[Description of the task]:
Only a number is wanted: how many lines of the entries include the string "dark"?

#####

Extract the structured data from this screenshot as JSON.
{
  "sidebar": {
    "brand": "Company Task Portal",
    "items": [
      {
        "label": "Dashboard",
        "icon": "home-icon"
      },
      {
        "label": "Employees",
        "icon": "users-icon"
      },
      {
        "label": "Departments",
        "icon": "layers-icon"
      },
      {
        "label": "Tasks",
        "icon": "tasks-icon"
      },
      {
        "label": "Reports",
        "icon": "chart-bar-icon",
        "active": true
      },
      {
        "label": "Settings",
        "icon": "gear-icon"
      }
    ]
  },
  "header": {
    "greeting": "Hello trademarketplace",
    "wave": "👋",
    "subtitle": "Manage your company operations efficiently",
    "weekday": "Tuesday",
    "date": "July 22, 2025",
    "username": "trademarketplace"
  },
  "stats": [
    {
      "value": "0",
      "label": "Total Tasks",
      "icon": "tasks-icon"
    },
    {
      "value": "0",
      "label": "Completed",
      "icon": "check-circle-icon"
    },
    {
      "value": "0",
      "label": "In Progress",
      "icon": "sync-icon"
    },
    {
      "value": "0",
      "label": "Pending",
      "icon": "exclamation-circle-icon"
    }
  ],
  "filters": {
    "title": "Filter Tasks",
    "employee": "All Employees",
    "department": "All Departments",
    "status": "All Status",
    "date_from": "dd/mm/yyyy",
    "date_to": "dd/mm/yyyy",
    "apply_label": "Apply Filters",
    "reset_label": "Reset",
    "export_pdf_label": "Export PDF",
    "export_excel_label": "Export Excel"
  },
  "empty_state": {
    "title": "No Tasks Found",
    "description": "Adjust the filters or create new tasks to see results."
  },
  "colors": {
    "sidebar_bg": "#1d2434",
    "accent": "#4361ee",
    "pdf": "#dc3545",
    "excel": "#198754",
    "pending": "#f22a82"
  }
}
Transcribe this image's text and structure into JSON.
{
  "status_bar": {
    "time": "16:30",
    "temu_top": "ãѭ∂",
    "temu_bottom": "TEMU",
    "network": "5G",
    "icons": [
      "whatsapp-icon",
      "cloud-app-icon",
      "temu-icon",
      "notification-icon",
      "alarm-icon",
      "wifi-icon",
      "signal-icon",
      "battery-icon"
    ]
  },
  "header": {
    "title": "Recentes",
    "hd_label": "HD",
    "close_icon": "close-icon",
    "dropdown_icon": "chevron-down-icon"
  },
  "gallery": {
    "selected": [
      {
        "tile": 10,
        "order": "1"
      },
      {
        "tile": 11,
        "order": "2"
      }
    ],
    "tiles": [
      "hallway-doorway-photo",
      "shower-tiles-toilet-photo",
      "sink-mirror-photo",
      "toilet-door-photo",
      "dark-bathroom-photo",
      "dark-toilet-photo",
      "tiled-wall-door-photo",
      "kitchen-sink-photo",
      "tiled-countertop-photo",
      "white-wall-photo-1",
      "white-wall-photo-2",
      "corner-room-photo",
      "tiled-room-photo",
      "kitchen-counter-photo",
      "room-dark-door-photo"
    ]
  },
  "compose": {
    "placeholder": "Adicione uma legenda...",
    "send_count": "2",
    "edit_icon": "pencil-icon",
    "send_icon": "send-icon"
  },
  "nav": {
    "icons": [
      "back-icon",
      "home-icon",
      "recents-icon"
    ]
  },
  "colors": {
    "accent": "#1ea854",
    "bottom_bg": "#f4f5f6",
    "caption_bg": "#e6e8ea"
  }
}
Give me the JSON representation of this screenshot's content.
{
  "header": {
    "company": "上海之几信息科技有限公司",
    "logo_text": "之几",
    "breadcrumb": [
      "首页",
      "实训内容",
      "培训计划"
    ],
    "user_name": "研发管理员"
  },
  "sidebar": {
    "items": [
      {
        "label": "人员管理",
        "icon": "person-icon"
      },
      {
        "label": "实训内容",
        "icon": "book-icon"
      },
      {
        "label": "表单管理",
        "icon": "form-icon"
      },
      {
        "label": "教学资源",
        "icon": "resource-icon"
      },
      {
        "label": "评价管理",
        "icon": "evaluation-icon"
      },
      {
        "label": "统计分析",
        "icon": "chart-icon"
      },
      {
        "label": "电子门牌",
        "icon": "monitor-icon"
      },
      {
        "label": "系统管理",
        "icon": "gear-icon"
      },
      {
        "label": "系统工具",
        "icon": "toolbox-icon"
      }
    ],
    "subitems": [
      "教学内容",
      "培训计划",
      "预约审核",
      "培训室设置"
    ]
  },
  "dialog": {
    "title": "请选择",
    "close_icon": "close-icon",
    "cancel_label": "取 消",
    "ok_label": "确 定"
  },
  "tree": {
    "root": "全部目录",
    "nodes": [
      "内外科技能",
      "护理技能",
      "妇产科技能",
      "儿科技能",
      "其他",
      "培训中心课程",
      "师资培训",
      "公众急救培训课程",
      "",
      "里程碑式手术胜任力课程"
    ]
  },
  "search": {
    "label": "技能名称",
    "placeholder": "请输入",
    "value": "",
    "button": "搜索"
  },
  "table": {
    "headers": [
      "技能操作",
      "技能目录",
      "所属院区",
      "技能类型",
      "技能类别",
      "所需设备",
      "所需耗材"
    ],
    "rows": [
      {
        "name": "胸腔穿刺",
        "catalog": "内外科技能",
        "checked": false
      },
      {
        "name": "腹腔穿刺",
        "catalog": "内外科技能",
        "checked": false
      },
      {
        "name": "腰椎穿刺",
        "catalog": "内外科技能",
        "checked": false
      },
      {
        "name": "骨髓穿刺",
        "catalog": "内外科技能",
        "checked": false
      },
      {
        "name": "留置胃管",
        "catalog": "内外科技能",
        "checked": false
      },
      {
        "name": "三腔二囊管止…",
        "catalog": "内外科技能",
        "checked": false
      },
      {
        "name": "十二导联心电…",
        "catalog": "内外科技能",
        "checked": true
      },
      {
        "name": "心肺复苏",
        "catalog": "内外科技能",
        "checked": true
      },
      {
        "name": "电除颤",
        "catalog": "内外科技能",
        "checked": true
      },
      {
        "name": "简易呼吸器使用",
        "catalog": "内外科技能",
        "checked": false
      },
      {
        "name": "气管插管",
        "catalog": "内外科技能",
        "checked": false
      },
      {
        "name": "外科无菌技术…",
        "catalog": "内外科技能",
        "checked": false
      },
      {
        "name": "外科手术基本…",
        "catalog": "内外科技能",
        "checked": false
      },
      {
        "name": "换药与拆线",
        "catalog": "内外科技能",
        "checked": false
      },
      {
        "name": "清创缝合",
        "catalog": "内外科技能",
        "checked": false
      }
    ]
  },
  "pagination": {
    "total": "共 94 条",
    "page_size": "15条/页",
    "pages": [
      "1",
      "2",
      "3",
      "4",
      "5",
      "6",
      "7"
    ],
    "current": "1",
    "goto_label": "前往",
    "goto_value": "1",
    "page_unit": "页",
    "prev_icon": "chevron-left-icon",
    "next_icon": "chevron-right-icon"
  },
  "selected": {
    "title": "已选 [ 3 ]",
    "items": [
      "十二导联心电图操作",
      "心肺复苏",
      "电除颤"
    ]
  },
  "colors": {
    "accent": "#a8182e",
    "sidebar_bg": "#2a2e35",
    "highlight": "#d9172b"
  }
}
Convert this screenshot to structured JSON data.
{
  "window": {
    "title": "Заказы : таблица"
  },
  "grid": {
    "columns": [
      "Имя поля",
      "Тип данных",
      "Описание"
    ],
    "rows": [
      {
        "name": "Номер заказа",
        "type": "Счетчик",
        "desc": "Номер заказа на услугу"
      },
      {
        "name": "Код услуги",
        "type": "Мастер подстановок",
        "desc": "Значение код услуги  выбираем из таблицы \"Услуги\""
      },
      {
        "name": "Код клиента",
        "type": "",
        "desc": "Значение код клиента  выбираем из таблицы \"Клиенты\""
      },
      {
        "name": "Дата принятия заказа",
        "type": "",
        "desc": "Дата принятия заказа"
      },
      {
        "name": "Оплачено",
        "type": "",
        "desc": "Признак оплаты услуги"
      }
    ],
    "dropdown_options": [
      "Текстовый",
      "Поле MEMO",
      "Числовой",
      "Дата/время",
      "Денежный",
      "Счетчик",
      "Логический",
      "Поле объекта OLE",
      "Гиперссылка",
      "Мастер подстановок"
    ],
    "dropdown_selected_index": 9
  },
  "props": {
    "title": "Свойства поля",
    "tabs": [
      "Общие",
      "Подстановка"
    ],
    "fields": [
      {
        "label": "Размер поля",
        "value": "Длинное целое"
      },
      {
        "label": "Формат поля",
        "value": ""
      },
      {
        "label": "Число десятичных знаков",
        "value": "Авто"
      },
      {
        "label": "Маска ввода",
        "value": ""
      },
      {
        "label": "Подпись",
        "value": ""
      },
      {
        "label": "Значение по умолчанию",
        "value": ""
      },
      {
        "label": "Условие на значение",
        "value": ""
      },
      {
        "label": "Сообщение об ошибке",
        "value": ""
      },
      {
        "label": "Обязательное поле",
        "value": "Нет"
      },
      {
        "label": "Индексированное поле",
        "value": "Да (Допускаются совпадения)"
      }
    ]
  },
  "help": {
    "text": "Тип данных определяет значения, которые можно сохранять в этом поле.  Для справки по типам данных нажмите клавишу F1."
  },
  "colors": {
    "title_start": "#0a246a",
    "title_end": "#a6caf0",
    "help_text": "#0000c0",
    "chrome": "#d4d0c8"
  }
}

#####

[The answer]:
3